PROBLEM DESCRIPTION: Swap "violin-needle" for "violin-stem" in everything from the line with "x-tick (2169, 1055, 2174, 1078)" down to the line with "x-tick (1022, 1055, 1026, 1078)", and return only those lines with nothing else altered.

Image region annotations:
....

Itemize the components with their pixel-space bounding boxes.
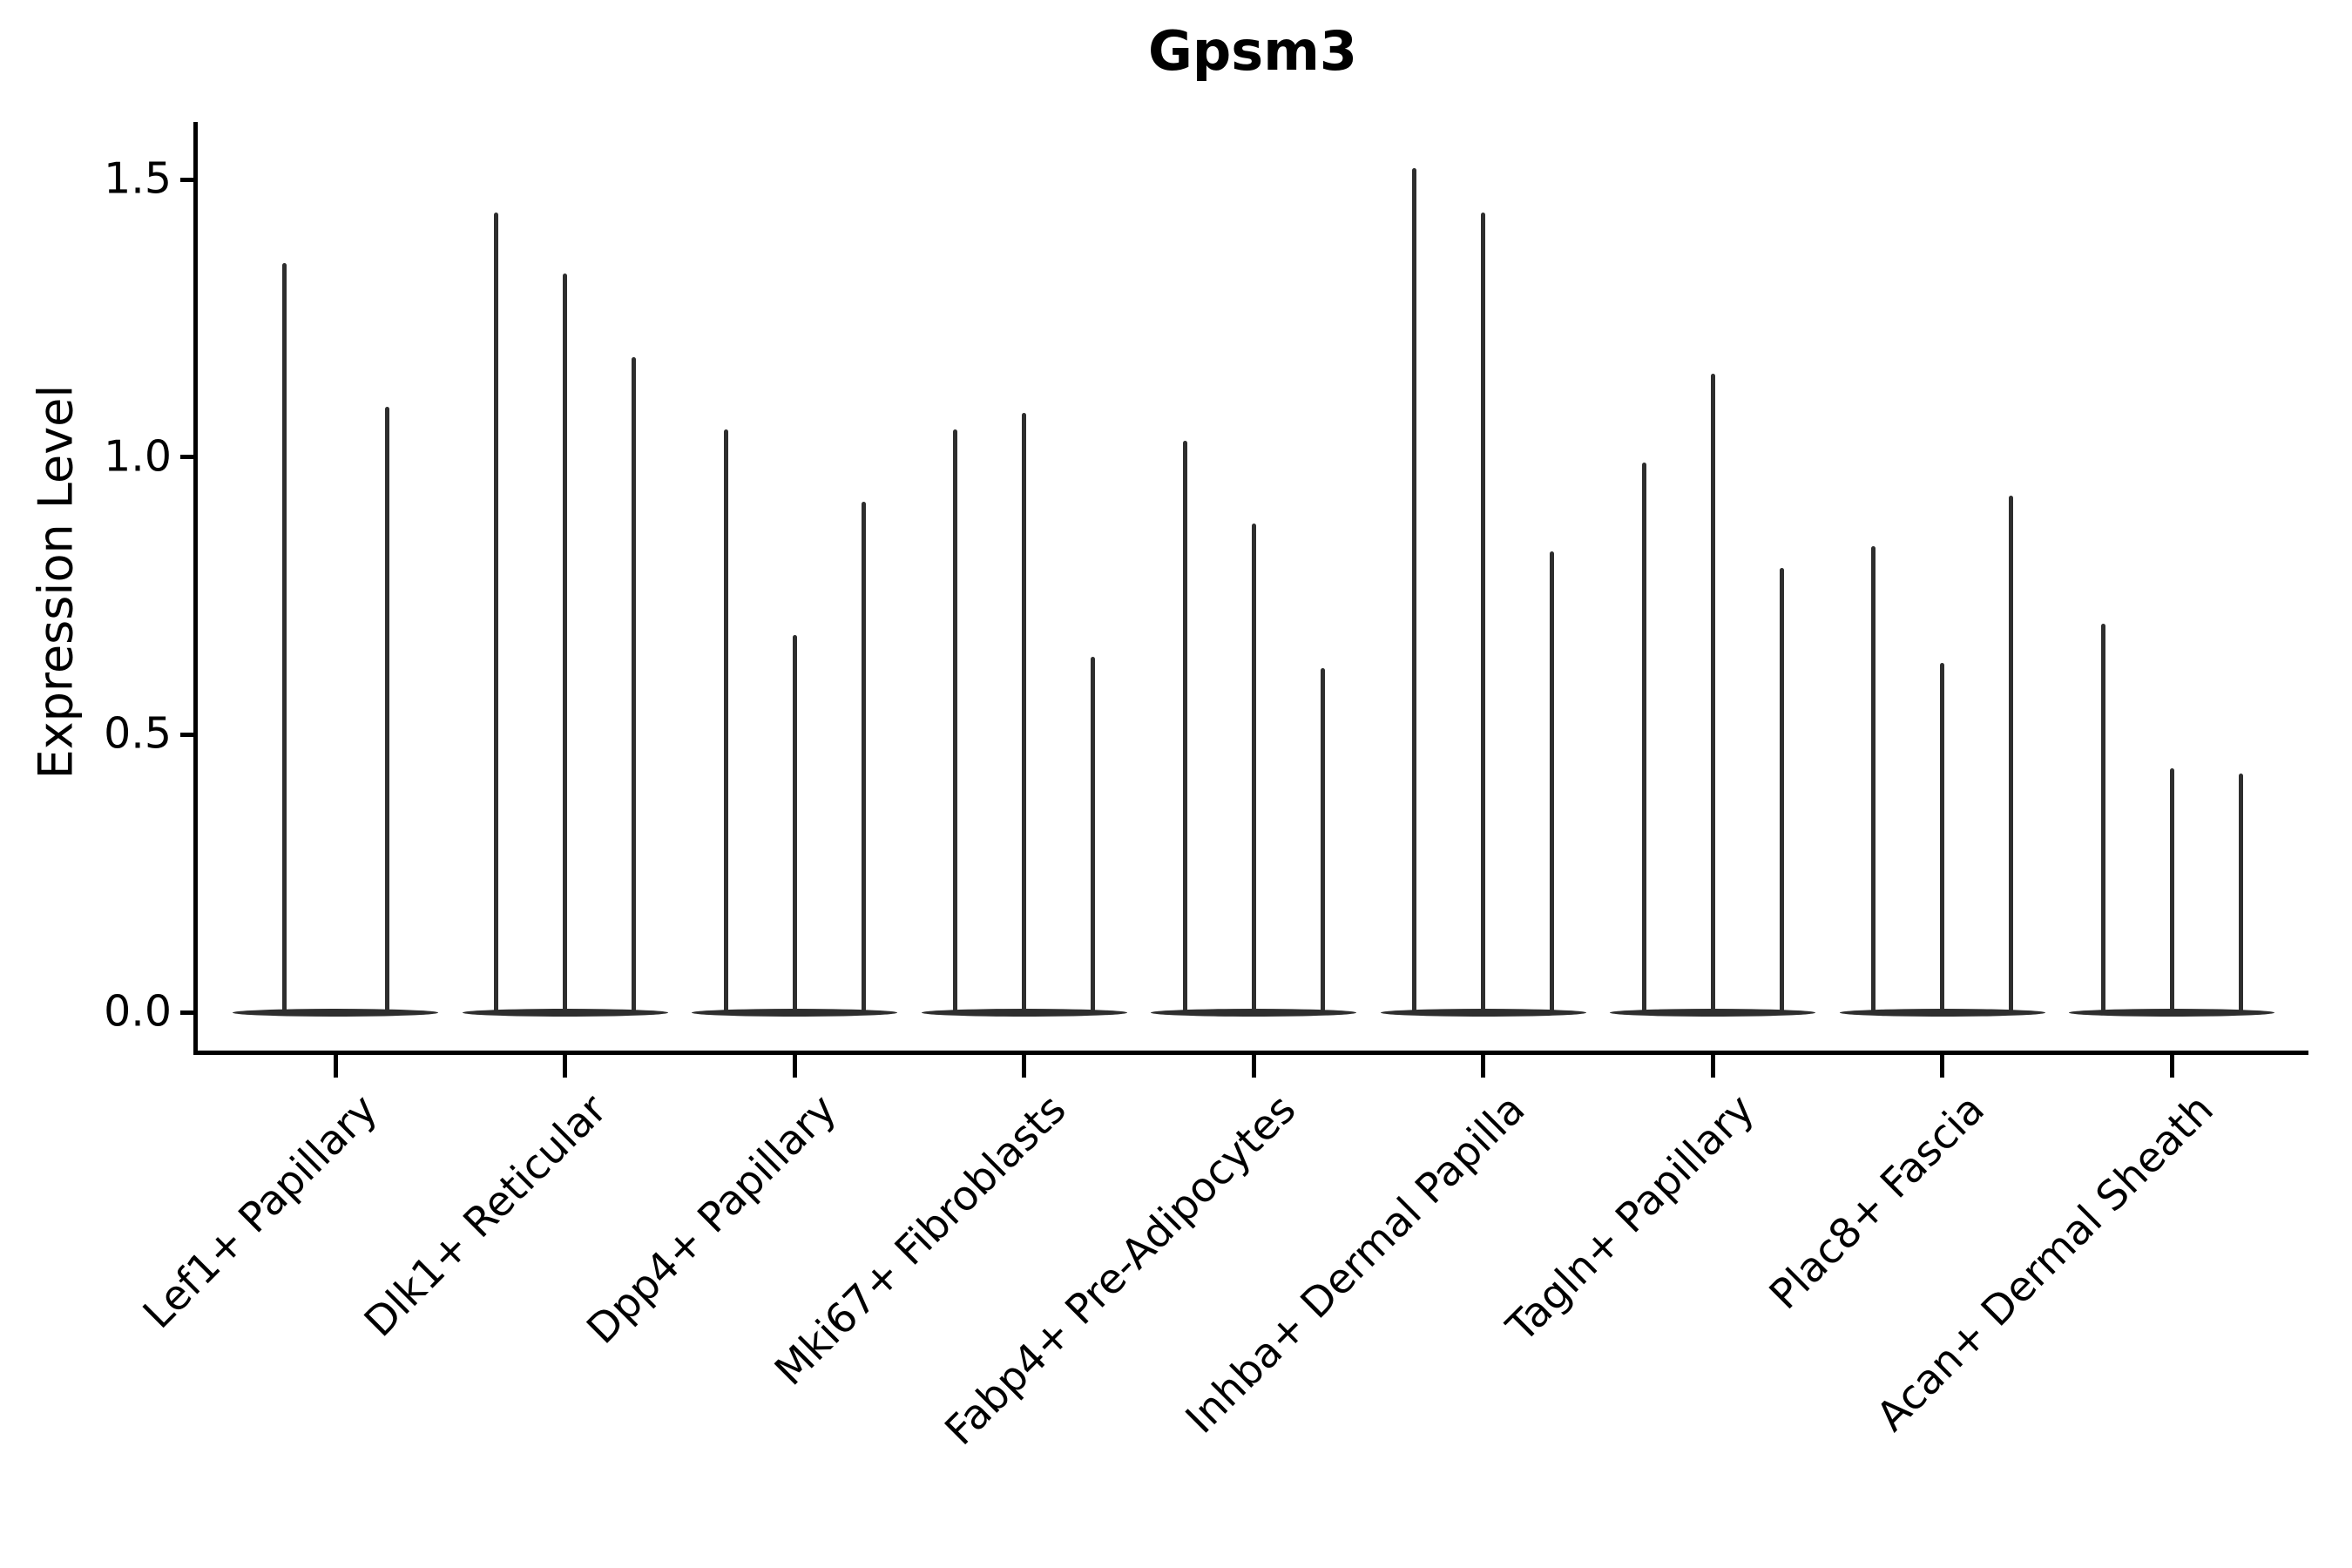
x-tick (2169, 1055, 2174, 1078)
violin-needle (1091, 657, 1095, 1012)
x-tick (792, 1055, 797, 1078)
violin-needle (1251, 524, 1256, 1012)
violin-needle (281, 262, 287, 1012)
violin-needle (2238, 773, 2243, 1012)
y-tick (180, 1010, 193, 1015)
violin-needle (2009, 496, 2013, 1012)
x-tick (1251, 1055, 1256, 1078)
x-tick-label: Dlk1+ Reticular (355, 1085, 617, 1347)
violin-needle (1182, 440, 1187, 1012)
violin-needle (792, 634, 797, 1012)
violin-base (692, 1008, 897, 1017)
y-tick-label: 0.0 (104, 986, 172, 1037)
violin-base (1151, 1008, 1356, 1017)
x-tick (1710, 1055, 1715, 1078)
y-tick (180, 455, 193, 460)
violin-needle (1320, 667, 1325, 1012)
y-axis-label: Expression Level (28, 384, 84, 780)
violin-needle (1940, 662, 1944, 1012)
violin-needle (1871, 545, 1876, 1012)
violin-needle (1550, 551, 1554, 1012)
x-tick (1022, 1055, 1026, 1078)
violin-needle (861, 501, 866, 1012)
x-tick-label: Dpp4+ Papillary (578, 1085, 846, 1354)
violin-needle (1412, 168, 1416, 1012)
x-tick-label: Tagln+ Papillary (1497, 1085, 1764, 1352)
y-tick (180, 177, 193, 182)
x-tick (563, 1055, 567, 1078)
x-tick (1940, 1055, 1944, 1078)
y-axis-spine (193, 122, 198, 1055)
violin-needle (723, 429, 728, 1012)
violin-needle (1710, 374, 1715, 1012)
violin-base (1839, 1008, 2045, 1017)
violin-base (1380, 1008, 1586, 1017)
y-tick (180, 732, 193, 737)
violin-needle (563, 274, 567, 1012)
violin-base (233, 1008, 438, 1017)
y-tick-label: 0.5 (104, 708, 172, 759)
violin-base (462, 1008, 668, 1017)
violin-needle (1022, 412, 1026, 1012)
violin-needle (494, 213, 498, 1012)
chart-title: Gpsm3 (1148, 19, 1357, 83)
x-tick (1481, 1055, 1485, 1078)
x-tick (333, 1055, 338, 1078)
x-axis-spine (193, 1051, 2308, 1055)
violin-needle (953, 429, 957, 1012)
y-tick-label: 1.0 (104, 431, 172, 482)
violin-needle (632, 356, 636, 1012)
violin-needle (2169, 767, 2174, 1012)
y-tick-label: 1.5 (104, 153, 172, 204)
violin-needle (384, 407, 389, 1012)
violin-needle (1779, 568, 1784, 1012)
violin-needle (1481, 213, 1485, 1012)
x-tick-label: Plac8+ Fascia (1760, 1085, 1994, 1319)
x-tick-label: Lef1+ Papillary (133, 1085, 387, 1338)
violin-base (1610, 1008, 1815, 1017)
violin-needle (1641, 463, 1646, 1012)
violin-needle (2100, 623, 2105, 1012)
violin-base (921, 1008, 1127, 1017)
violin-base (2069, 1008, 2274, 1017)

....

TASK RESPONSE:
x-tick (2169, 1055, 2174, 1078)
violin-stem (1091, 657, 1095, 1012)
x-tick (792, 1055, 797, 1078)
violin-stem (1251, 524, 1256, 1012)
violin-stem (281, 262, 287, 1012)
violin-stem (2238, 773, 2243, 1012)
y-tick (180, 1010, 193, 1015)
violin-stem (2009, 496, 2013, 1012)
x-tick (1251, 1055, 1256, 1078)
x-tick-label: Dlk1+ Reticular (355, 1085, 617, 1347)
violin-stem (1182, 440, 1187, 1012)
violin-stem (792, 634, 797, 1012)
violin-base (692, 1008, 897, 1017)
y-tick-label: 0.0 (104, 986, 172, 1037)
violin-base (1151, 1008, 1356, 1017)
x-tick (1710, 1055, 1715, 1078)
y-tick (180, 455, 193, 460)
violin-stem (1320, 667, 1325, 1012)
y-axis-label: Expression Level (28, 384, 84, 780)
violin-stem (1940, 662, 1944, 1012)
violin-stem (1871, 545, 1876, 1012)
violin-stem (1550, 551, 1554, 1012)
x-tick (1022, 1055, 1026, 1078)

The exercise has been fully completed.